Was zu tun ist:
1. Zitiere aus dem Text über LGBT-Senior*innen den Abschnitt, der mit den Worten „LGBT-Senior*innen sind in“ beginnt und mit „angepasst werden sollte.“ endet.
2. Seit wann fördert die Organisation „Queer altern“ laut dem Text über LGBT-Senior*innen Dienstleistungsangebote für queere Menschen?

Vorliegender Text:

==========

LGBT-Senior*innen sind in Alten- und Pflegeeinrichtungen sowie in der Öffentlichkeit fast unsichtbar. Die Auseinandersetzung mit ihren Belangen legt nahe, dass die Betreuung von Senior*innen allgemein an die gesellschaftliche Realität angepasst werden sollte.
„Ich möchte in meiner letzten Lebenszeit mich nicht mehr über mein Schwulsein erklären müssen”, wünscht sich der Schweizer Bruno (74). „Ich möchte in einer Umgebung leben, in der das selbstverständlich ist.” In der Schweiz fördert die Organisation „Queer altern“ seit 2014 Dienstleistungsangebote für queere Menschen in den Bereichen Altern, Wohnen und Generationsbeziehungen. Bruno und sein Partner unterstützen das Projekt. Ihr Wunsch mag auf den ersten Blick zweitrangig erscheinen: Internationaler Fachkräftemangel, lange Wartelisten, Überlastung der Einrichtungen – Baustellen gibt es in der Altenpflege viele. So mögen manche die Überlegung, dass LGBT-Senior*innen individualisierte Betreuungsstrukturen benötigen, als Luxusdebatte abtun. Auf den zweiten Blick ist sie jedoch vielmehr die logische Konsequenz der gesellschaftlichen und politischen Öffnung gegenüber queeren Lebensweisen, in deren Genuss auch Menschen im Dritten Alter kommen sollten. Ein Luxus ist das nicht. Genauso wenig wie die Individualisierung der Altenpflege im Allgemeinen. Das Überdenken der Strukturen ist eine Notwendigkeit.

==========

Materialauszüge:

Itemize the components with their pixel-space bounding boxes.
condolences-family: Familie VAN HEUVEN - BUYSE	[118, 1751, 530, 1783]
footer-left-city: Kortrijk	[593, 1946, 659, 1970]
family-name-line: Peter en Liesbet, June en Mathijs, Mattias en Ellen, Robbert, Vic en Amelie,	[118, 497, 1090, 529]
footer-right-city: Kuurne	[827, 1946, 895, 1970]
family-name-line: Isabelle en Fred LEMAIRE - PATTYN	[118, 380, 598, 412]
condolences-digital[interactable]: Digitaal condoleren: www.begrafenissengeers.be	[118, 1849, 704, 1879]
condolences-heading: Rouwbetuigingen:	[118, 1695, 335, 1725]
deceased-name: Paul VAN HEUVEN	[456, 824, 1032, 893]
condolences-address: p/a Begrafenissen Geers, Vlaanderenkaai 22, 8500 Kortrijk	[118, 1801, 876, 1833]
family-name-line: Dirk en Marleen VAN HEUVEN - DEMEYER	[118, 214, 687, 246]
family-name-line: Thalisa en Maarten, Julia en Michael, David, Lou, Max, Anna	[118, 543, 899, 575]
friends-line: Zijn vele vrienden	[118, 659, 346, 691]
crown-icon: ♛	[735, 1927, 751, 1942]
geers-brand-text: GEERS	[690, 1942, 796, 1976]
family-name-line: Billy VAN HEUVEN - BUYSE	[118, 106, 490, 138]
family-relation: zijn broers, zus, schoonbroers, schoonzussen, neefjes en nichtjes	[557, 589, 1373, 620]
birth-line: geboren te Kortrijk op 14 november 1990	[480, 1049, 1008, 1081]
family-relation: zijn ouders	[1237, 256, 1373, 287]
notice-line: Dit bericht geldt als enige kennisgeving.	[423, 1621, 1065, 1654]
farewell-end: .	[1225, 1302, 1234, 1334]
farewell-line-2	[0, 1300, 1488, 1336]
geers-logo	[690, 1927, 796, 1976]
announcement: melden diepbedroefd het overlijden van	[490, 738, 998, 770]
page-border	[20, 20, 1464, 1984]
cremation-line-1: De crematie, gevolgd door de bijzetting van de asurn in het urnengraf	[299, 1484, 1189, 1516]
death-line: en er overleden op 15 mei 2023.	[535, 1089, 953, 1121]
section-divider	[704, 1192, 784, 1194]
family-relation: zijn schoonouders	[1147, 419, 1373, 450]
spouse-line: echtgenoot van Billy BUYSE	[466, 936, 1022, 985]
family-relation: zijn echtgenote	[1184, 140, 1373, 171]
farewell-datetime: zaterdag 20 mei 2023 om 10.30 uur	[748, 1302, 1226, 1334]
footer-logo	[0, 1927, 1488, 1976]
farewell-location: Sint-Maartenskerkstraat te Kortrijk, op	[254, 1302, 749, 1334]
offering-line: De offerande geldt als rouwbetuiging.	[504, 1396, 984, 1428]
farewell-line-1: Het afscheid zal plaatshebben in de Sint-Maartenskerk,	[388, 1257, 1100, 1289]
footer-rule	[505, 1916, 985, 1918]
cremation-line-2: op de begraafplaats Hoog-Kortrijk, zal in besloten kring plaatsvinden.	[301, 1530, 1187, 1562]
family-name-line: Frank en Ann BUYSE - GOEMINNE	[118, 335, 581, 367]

==========

Ausgearbeitete Antworten:
1.
LGBT-Senior*innen sind in Alten- und Pflegeeinrichtungen sowie in der Öffentlichkeit fast unsichtbar. Die Auseinandersetzung mit ihren Belangen legt nahe, dass die Betreuung von Senior*innen allgemein an die gesellschaftliche Realität angepasst werden sollte.

2. Seit 2014.